Goal: Retype the material below. Keep every word exactly as it is.

>> begin Given entries

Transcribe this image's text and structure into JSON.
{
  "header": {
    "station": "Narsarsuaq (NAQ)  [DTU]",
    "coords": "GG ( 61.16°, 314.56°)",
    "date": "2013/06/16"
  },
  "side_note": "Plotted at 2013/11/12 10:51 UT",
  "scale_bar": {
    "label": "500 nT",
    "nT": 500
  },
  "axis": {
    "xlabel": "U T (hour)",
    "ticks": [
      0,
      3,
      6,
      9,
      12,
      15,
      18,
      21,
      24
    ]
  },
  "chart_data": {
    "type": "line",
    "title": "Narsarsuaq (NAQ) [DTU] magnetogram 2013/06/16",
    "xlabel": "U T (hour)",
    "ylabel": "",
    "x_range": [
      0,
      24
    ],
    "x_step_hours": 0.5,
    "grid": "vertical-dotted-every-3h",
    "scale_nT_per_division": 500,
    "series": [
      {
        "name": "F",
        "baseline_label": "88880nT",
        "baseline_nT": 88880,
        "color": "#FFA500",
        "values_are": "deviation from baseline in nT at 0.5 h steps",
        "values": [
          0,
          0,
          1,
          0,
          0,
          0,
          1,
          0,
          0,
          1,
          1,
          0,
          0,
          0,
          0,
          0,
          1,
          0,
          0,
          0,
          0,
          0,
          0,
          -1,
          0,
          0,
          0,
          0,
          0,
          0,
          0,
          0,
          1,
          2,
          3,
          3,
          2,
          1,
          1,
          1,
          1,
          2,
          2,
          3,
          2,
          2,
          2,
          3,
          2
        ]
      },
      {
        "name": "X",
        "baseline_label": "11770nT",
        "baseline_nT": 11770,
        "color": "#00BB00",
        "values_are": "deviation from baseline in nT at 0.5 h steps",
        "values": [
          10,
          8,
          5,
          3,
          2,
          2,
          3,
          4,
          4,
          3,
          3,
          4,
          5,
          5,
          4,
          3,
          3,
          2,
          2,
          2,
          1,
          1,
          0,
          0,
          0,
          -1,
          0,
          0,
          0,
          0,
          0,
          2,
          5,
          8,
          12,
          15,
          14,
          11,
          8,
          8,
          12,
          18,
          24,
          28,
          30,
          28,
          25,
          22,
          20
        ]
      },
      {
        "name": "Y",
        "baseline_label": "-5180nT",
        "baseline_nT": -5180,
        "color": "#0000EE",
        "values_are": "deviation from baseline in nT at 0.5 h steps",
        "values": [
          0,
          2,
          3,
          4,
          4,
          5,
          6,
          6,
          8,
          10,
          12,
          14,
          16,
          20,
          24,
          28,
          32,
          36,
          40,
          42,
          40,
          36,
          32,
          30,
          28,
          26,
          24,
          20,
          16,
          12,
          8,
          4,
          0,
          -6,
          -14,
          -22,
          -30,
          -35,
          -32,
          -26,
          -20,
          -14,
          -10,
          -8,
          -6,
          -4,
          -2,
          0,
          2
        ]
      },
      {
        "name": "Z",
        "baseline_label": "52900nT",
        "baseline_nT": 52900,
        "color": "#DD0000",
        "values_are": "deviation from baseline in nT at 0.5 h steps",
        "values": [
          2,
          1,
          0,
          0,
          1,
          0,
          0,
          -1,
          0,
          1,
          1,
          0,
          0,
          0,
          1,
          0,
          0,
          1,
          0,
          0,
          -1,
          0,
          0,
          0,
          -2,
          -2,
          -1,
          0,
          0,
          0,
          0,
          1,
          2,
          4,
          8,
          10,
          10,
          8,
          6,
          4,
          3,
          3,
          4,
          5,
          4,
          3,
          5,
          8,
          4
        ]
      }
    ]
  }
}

>> end Given entries

Expected answer:
Transcribe this image's text and structure into JSON.
{
  "header": {
    "station": "Narsarsuaq (NAQ)  [DTU]",
    "coords": "GG ( 61.16°, 314.56°)",
    "date": "2013/06/16"
  },
  "side_note": "Plotted at 2013/11/12 10:51 UT",
  "scale_bar": {
    "label": "500 nT",
    "nT": 500
  },
  "axis": {
    "xlabel": "U T (hour)",
    "ticks": [
      0,
      3,
      6,
      9,
      12,
      15,
      18,
      21,
      24
    ]
  },
  "chart_data": {
    "type": "line",
    "title": "Narsarsuaq (NAQ) [DTU] magnetogram 2013/06/16",
    "xlabel": "U T (hour)",
    "ylabel": "",
    "x_range": [
      0,
      24
    ],
    "x_step_hours": 0.5,
    "grid": "vertical-dotted-every-3h",
    "scale_nT_per_division": 500,
    "series": [
      {
        "name": "F",
        "baseline_label": "88880nT",
        "baseline_nT": 88880,
        "color": "#FFA500",
        "values_are": "deviation from baseline in nT at 0.5 h steps",
        "values": [
          0,
          0,
          1,
          0,
          0,
          0,
          1,
          0,
          0,
          1,
          1,
          0,
          0,
          0,
          0,
          0,
          1,
          0,
          0,
          0,
          0,
          0,
          0,
          -1,
          0,
          0,
          0,
          0,
          0,
          0,
          0,
          0,
          1,
          2,
          3,
          3,
          2,
          1,
          1,
          1,
          1,
          2,
          2,
          3,
          2,
          2,
          2,
          3,
          2
        ]
      },
      {
        "name": "X",
        "baseline_label": "11770nT",
        "baseline_nT": 11770,
        "color": "#00BB00",
        "values_are": "deviation from baseline in nT at 0.5 h steps",
        "values": [
          10,
          8,
          5,
          3,
          2,
          2,
          3,
          4,
          4,
          3,
          3,
          4,
          5,
          5,
          4,
          3,
          3,
          2,
          2,
          2,
          1,
          1,
          0,
          0,
          0,
          -1,
          0,
          0,
          0,
          0,
          0,
          2,
          5,
          8,
          12,
          15,
          14,
          11,
          8,
          8,
          12,
          18,
          24,
          28,
          30,
          28,
          25,
          22,
          20
        ]
      },
      {
        "name": "Y",
        "baseline_label": "-5180nT",
        "baseline_nT": -5180,
        "color": "#0000EE",
        "values_are": "deviation from baseline in nT at 0.5 h steps",
        "values": [
          0,
          2,
          3,
          4,
          4,
          5,
          6,
          6,
          8,
          10,
          12,
          14,
          16,
          20,
          24,
          28,
          32,
          36,
          40,
          42,
          40,
          36,
          32,
          30,
          28,
          26,
          24,
          20,
          16,
          12,
          8,
          4,
          0,
          -6,
          -14,
          -22,
          -30,
          -35,
          -32,
          -26,
          -20,
          -14,
          -10,
          -8,
          -6,
          -4,
          -2,
          0,
          2
        ]
      },
      {
        "name": "Z",
        "baseline_label": "52900nT",
        "baseline_nT": 52900,
        "color": "#DD0000",
        "values_are": "deviation from baseline in nT at 0.5 h steps",
        "values": [
          2,
          1,
          0,
          0,
          1,
          0,
          0,
          -1,
          0,
          1,
          1,
          0,
          0,
          0,
          1,
          0,
          0,
          1,
          0,
          0,
          -1,
          0,
          0,
          0,
          -2,
          -2,
          -1,
          0,
          0,
          0,
          0,
          1,
          2,
          4,
          8,
          10,
          10,
          8,
          6,
          4,
          3,
          3,
          4,
          5,
          4,
          3,
          5,
          8,
          4
        ]
      }
    ]
  }
}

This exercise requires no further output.